→ What is needed
Every record that follows should be printed verbatim.
- - - -
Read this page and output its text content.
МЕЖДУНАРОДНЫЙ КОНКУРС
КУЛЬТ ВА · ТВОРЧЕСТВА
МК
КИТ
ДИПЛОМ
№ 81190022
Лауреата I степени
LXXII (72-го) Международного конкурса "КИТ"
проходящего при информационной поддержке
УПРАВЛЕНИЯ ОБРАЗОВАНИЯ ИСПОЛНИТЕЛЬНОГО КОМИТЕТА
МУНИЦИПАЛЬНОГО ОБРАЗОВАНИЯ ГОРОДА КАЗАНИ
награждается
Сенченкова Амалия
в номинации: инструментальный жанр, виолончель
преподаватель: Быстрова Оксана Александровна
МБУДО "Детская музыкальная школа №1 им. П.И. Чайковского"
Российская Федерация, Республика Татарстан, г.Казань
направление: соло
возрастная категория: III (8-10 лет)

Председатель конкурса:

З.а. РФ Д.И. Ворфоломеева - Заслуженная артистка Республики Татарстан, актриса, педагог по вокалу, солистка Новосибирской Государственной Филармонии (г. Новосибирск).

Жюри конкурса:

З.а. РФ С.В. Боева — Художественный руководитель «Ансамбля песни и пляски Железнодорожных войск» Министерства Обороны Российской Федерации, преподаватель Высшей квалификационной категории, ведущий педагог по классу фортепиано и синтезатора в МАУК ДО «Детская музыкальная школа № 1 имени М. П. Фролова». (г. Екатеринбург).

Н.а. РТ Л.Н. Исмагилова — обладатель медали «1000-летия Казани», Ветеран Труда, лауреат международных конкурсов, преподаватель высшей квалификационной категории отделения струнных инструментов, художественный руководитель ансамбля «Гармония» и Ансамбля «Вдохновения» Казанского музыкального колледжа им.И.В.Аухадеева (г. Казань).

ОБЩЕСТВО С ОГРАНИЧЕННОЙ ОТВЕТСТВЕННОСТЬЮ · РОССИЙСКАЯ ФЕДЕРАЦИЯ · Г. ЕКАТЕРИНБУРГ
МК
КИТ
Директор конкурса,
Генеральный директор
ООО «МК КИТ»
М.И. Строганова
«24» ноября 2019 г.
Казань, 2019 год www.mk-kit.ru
- - - -
→ Result for this exercise
Read this page and output its text content.
МЕЖДУНАРОДНЫЙ КОНКУРС
КУЛЬТ ВА · ТВОРЧЕСТВА
МК
КИТ
ДИПЛОМ
№ 81190022
Лауреата I степени
LXXII (72-го) Международного конкурса "КИТ"
проходящего при информационной поддержке
УПРАВЛЕНИЯ ОБРАЗОВАНИЯ ИСПОЛНИТЕЛЬНОГО КОМИТЕТА
МУНИЦИПАЛЬНОГО ОБРАЗОВАНИЯ ГОРОДА КАЗАНИ
награждается
Сенченкова Амалия
в номинации: инструментальный жанр, виолончель
преподаватель: Быстрова Оксана Александровна
МБУДО "Детская музыкальная школа №1 им. П.И. Чайковского"
Российская Федерация, Республика Татарстан, г.Казань
направление: соло
возрастная категория: III (8-10 лет)

Председатель конкурса:

З.а. РФ Д.И. Ворфоломеева - Заслуженная артистка Республики Татарстан, актриса, педагог по вокалу, солистка Новосибирской Государственной Филармонии (г. Новосибирск).

Жюри конкурса:

З.а. РФ С.В. Боева — Художественный руководитель «Ансамбля песни и пляски Железнодорожных войск» Министерства Обороны Российской Федерации, преподаватель Высшей квалификационной категории, ведущий педагог по классу фортепиано и синтезатора в МАУК ДО «Детская музыкальная школа № 1 имени М. П. Фролова». (г. Екатеринбург).

Н.а. РТ Л.Н. Исмагилова — обладатель медали «1000-летия Казани», Ветеран Труда, лауреат международных конкурсов, преподаватель высшей квалификационной категории отделения струнных инструментов, художественный руководитель ансамбля «Гармония» и Ансамбля «Вдохновения» Казанского музыкального колледжа им.И.В.Аухадеева (г. Казань).

ОБЩЕСТВО С ОГРАНИЧЕННОЙ ОТВЕТСТВЕННОСТЬЮ · РОССИЙСКАЯ ФЕДЕРАЦИЯ · Г. ЕКАТЕРИНБУРГ
МК
КИТ
Директор конкурса,
Генеральный директор
ООО «МК КИТ»
М.И. Строганова
«24» ноября 2019 г.
Казань, 2019 год www.mk-kit.ru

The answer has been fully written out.